▶ [SELECTED PASSAGE]:
------------------------------------

Honeybee on Grape-hyacinth in the garden. These flowers are absolutely heaving with honeybees at the moment, whilst the bumblebees seem to be concentrating on Rosemary flowers. The mass of tulips next to these Grape-hyacinths are attracting a large number of hoverflies and tiny beetles, all of which seem to be eating pollen. Nice to do the wildlife-watching the lazy way and sit on the doorstep!

Gratuitous picture of Sabina, to prove that she's doing very well, thankyou, and enjoying her second bird-ringing session on the moors. And that her sunhat's currently too big.

Wednesday, 21 March 2012

WeBS; migrants

I spent a while today covering someone's Wetland Bird Survey count on Dawlish Warren - an hour-long snapshot of the waterbirds present on the site, my contribution to the network of surveyors looking at the Exe today, themselves a contribution to the national WeBS survey data collected each month for the British Trust for Ornithology, who use it in part to gauge trends in waterbird populations.

Being a sunny day and a mid-afternoon count in mid-March, I wasn't expecting a great deal out of the survey, and add to the mix the fact that today was Mothering Sunday - and you can see that there was plenty of potential for people to be out and about on the beach. Sure enough, when I arrived the beach was packed to the gills; a few hardy souls even in the water. The northerly wind was keeping the swell down to nothing though, so checking the sea was a cinch - and there were only just more birds than waves. A measly half-dozen Great Crested Grebes was it...

------------------------------------

▶ [DATA EXCERPTS]:
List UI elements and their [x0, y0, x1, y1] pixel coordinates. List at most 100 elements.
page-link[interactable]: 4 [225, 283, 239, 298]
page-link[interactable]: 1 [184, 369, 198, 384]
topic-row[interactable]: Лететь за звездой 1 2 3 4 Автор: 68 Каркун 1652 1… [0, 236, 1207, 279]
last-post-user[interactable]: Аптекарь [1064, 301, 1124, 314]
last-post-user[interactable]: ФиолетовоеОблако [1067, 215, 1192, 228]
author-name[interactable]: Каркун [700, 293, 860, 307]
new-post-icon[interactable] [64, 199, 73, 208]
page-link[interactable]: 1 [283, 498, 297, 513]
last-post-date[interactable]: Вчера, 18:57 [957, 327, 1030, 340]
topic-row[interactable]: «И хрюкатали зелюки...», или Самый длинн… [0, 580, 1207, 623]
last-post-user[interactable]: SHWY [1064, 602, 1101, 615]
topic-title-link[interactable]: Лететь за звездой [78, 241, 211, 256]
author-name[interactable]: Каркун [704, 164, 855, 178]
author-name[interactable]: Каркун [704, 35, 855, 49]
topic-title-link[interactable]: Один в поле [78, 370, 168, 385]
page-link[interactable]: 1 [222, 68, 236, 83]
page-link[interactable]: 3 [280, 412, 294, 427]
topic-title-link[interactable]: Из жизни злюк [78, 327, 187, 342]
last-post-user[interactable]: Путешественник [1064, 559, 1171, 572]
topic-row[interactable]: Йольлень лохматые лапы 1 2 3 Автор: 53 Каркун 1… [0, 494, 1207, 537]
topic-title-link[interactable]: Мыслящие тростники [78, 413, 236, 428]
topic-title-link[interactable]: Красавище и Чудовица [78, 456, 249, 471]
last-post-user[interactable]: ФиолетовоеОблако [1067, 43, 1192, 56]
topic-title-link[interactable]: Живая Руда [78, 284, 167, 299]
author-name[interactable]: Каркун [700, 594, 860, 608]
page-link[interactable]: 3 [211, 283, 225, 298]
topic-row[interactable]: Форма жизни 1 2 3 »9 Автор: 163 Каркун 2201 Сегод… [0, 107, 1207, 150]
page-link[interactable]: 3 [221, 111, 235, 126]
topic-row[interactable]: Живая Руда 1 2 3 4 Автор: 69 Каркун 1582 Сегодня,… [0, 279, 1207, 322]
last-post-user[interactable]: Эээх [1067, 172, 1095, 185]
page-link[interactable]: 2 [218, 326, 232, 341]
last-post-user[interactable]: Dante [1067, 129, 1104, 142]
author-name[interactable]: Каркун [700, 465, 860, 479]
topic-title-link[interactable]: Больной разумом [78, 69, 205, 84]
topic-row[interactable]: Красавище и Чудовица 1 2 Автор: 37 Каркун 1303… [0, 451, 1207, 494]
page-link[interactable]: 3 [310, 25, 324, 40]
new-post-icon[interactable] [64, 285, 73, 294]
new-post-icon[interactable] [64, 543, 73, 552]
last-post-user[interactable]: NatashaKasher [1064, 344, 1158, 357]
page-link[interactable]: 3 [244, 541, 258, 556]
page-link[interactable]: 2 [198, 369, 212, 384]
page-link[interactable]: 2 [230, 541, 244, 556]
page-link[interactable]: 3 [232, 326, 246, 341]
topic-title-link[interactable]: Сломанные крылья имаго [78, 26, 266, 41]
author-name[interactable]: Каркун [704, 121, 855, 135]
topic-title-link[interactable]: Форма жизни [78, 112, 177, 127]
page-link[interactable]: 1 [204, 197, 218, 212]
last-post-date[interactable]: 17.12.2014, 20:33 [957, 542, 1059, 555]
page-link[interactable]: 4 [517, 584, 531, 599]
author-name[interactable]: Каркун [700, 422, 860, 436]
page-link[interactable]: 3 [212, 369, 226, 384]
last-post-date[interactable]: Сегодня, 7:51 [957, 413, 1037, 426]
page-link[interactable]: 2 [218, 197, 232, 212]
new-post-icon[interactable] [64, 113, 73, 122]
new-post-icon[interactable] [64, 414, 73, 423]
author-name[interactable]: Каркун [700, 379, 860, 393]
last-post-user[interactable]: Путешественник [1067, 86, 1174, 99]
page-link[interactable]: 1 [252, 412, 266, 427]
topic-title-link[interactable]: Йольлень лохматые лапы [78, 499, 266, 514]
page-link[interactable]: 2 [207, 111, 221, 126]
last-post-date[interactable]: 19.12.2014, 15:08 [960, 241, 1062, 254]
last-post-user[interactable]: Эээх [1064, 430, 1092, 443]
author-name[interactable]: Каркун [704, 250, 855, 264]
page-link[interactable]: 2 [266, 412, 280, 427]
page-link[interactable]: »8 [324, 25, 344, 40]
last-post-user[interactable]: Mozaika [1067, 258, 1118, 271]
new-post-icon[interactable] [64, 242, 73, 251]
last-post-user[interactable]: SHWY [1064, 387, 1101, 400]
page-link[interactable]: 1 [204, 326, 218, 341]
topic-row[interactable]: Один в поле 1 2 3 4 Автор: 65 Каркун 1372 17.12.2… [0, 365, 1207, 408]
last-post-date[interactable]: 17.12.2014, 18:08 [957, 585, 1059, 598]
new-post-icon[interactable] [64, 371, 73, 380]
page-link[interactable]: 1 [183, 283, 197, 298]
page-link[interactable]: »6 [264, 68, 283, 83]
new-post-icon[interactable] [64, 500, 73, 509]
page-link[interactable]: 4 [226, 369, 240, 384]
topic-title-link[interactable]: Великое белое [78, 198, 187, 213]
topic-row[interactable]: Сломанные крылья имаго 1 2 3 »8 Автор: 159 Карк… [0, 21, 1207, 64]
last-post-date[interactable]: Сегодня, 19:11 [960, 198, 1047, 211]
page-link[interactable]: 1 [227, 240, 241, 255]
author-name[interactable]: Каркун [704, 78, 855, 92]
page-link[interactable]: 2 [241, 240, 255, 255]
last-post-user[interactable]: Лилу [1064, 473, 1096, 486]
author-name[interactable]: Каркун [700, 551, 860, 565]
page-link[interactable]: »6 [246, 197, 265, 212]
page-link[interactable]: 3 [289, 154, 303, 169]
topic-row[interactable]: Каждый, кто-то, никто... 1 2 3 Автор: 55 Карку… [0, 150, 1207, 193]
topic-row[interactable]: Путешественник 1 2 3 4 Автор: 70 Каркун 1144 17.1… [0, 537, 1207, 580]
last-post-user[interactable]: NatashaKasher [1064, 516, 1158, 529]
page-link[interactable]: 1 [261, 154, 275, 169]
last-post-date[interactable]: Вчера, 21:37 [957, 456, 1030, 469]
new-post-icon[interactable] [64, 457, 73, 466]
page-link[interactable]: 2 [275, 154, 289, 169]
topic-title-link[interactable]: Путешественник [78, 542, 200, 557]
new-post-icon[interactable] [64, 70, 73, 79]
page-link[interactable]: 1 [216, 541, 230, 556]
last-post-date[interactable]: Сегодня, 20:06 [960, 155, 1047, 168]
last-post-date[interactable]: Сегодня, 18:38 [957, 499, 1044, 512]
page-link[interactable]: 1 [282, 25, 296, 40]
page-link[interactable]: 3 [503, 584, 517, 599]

------------------------------------

▶ [GOALS]:
• A. In the wildlife blog excerpt, which flowers did the bumblebees seem to be concentrating on?
• B. Duplicate the part of the wildlife blog excerpt between "Gratuitous picture of" and "currently too big.", inclusive.

▶ [ANSWERS TO THE EXERCISE]:
• A. Rosemary flowers.

• B.
Gratuitous picture of Sabina, to prove that she's doing very well, thankyou, and enjoying her second bird-ringing session on the moors. And that her sunhat's currently too big.